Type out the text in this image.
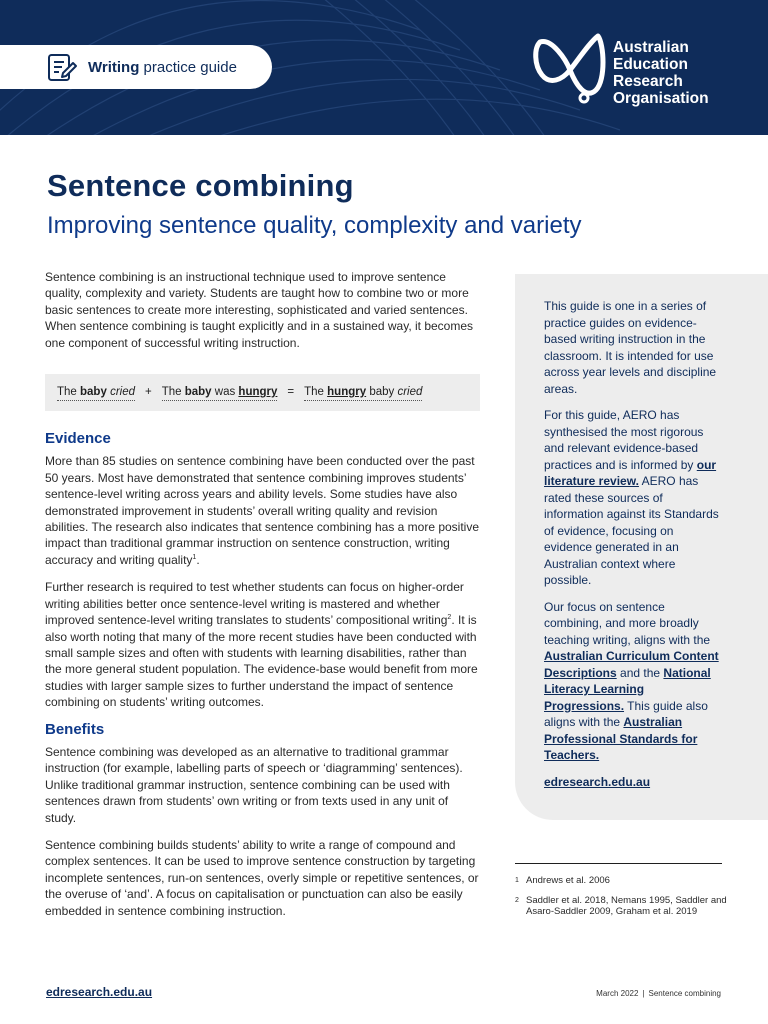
Writing practice guide
Australian
Education
Research
Organisation
Sentence combining
Improving sentence quality, complexity and variety

Sentence combining is an instructional technique used to improve sentence quality, complexity and variety. Students are taught how to combine two or more basic sentences to create more interesting, sophisticated and varied sentences. When sentence combining is taught explicitly and in a sustained way, it becomes one component of successful writing instruction.

The baby cried + The baby was hungry = The hungry baby cried
Evidence

More than 85 studies on sentence combining have been conducted over the past 50 years. Most have demonstrated that sentence combining improves students’ sentence-level writing across years and ability levels. Some studies have also demonstrated improvement in students’ overall writing quality and revision abilities. The research also indicates that sentence combining has a more positive impact than traditional grammar instruction on sentence construction, writing accuracy and writing quality$^1$.

Further research is required to test whether students can focus on higher-order writing abilities better once sentence-level writing is mastered and whether improved sentence-level writing translates to students’ compositional writing$^2$. It is also worth noting that many of the more recent studies have been conducted with small sample sizes and often with students with learning disabilities, rather than the more general student population. The evidence-base would benefit from more studies with larger sample sizes to further understand the impact of sentence combining on students’ writing outcomes.

Benefits

Sentence combining was developed as an alternative to traditional grammar instruction (for example, labelling parts of speech or ‘diagramming’ sentences). Unlike traditional grammar instruction, sentence combining can be used with sentences drawn from students’ own writing or from texts used in any unit of study.

Sentence combining builds students’ ability to write a range of compound and complex sentences. It can be used to improve sentence construction by targeting incomplete sentences, run-on sentences, overly simple or repetitive sentences, or the overuse of ‘and’. A focus on capitalisation or punctuation can also be easily embedded in sentence combining instruction.

This guide is one in a series of practice guides on evidence-based writing instruction in the classroom. It is intended for use across year levels and discipline areas.

For this guide, AERO has synthesised the most rigorous and relevant evidence-based practices and is informed by our literature review. AERO has rated these sources of information against its Standards of evidence, focusing on evidence generated in an Australian context where possible.

Our focus on sentence combining, and more broadly teaching writing, aligns with the Australian Curriculum Content Descriptions and the National Literacy Learning Progressions. This guide also aligns with the Australian Professional Standards for Teachers.

edresearch.edu.au

1 Andrews et al. 2006
2 Saddler et al. 2018, Nemans 1995, Saddler and Asaro-Saddler 2009, Graham et al. 2019
edresearch.edu.au	March 2022 | Sentence combining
---------------
Output the material word for word, omitting its pictures.

Type out the text in this image.
Writing practice guide
Australian
Education
Research
Organisation
Sentence combining
Improving sentence quality, complexity and variety

Sentence combining is an instructional technique used to improve sentence quality, complexity and variety. Students are taught how to combine two or more basic sentences to create more interesting, sophisticated and varied sentences. When sentence combining is taught explicitly and in a sustained way, it becomes one component of successful writing instruction.

The baby cried + The baby was hungry = The hungry baby cried
Evidence

More than 85 studies on sentence combining have been conducted over the past 50 years. Most have demonstrated that sentence combining improves students’ sentence-level writing across years and ability levels. Some studies have also demonstrated improvement in students’ overall writing quality and revision abilities. The research also indicates that sentence combining has a more positive impact than traditional grammar instruction on sentence construction, writing accuracy and writing quality$^1$.

Further research is required to test whether students can focus on higher-order writing abilities better once sentence-level writing is mastered and whether improved sentence-level writing translates to students’ compositional writing$^2$. It is also worth noting that many of the more recent studies have been conducted with small sample sizes and often with students with learning disabilities, rather than the more general student population. The evidence-base would benefit from more studies with larger sample sizes to further understand the impact of sentence combining on students’ writing outcomes.

Benefits

Sentence combining was developed as an alternative to traditional grammar instruction (for example, labelling parts of speech or ‘diagramming’ sentences). Unlike traditional grammar instruction, sentence combining can be used with sentences drawn from students’ own writing or from texts used in any unit of study.

Sentence combining builds students’ ability to write a range of compound and complex sentences. It can be used to improve sentence construction by targeting incomplete sentences, run-on sentences, overly simple or repetitive sentences, or the overuse of ‘and’. A focus on capitalisation or punctuation can also be easily embedded in sentence combining instruction.

This guide is one in a series of practice guides on evidence-based writing instruction in the classroom. It is intended for use across year levels and discipline areas.

For this guide, AERO has synthesised the most rigorous and relevant evidence-based practices and is informed by our literature review. AERO has rated these sources of information against its Standards of evidence, focusing on evidence generated in an Australian context where possible.

Our focus on sentence combining, and more broadly teaching writing, aligns with the Australian Curriculum Content Descriptions and the National Literacy Learning Progressions. This guide also aligns with the Australian Professional Standards for Teachers.

edresearch.edu.au

1 Andrews et al. 2006
2 Saddler et al. 2018, Nemans 1995, Saddler and Asaro-Saddler 2009, Graham et al. 2019
edresearch.edu.au	March 2022 | Sentence combining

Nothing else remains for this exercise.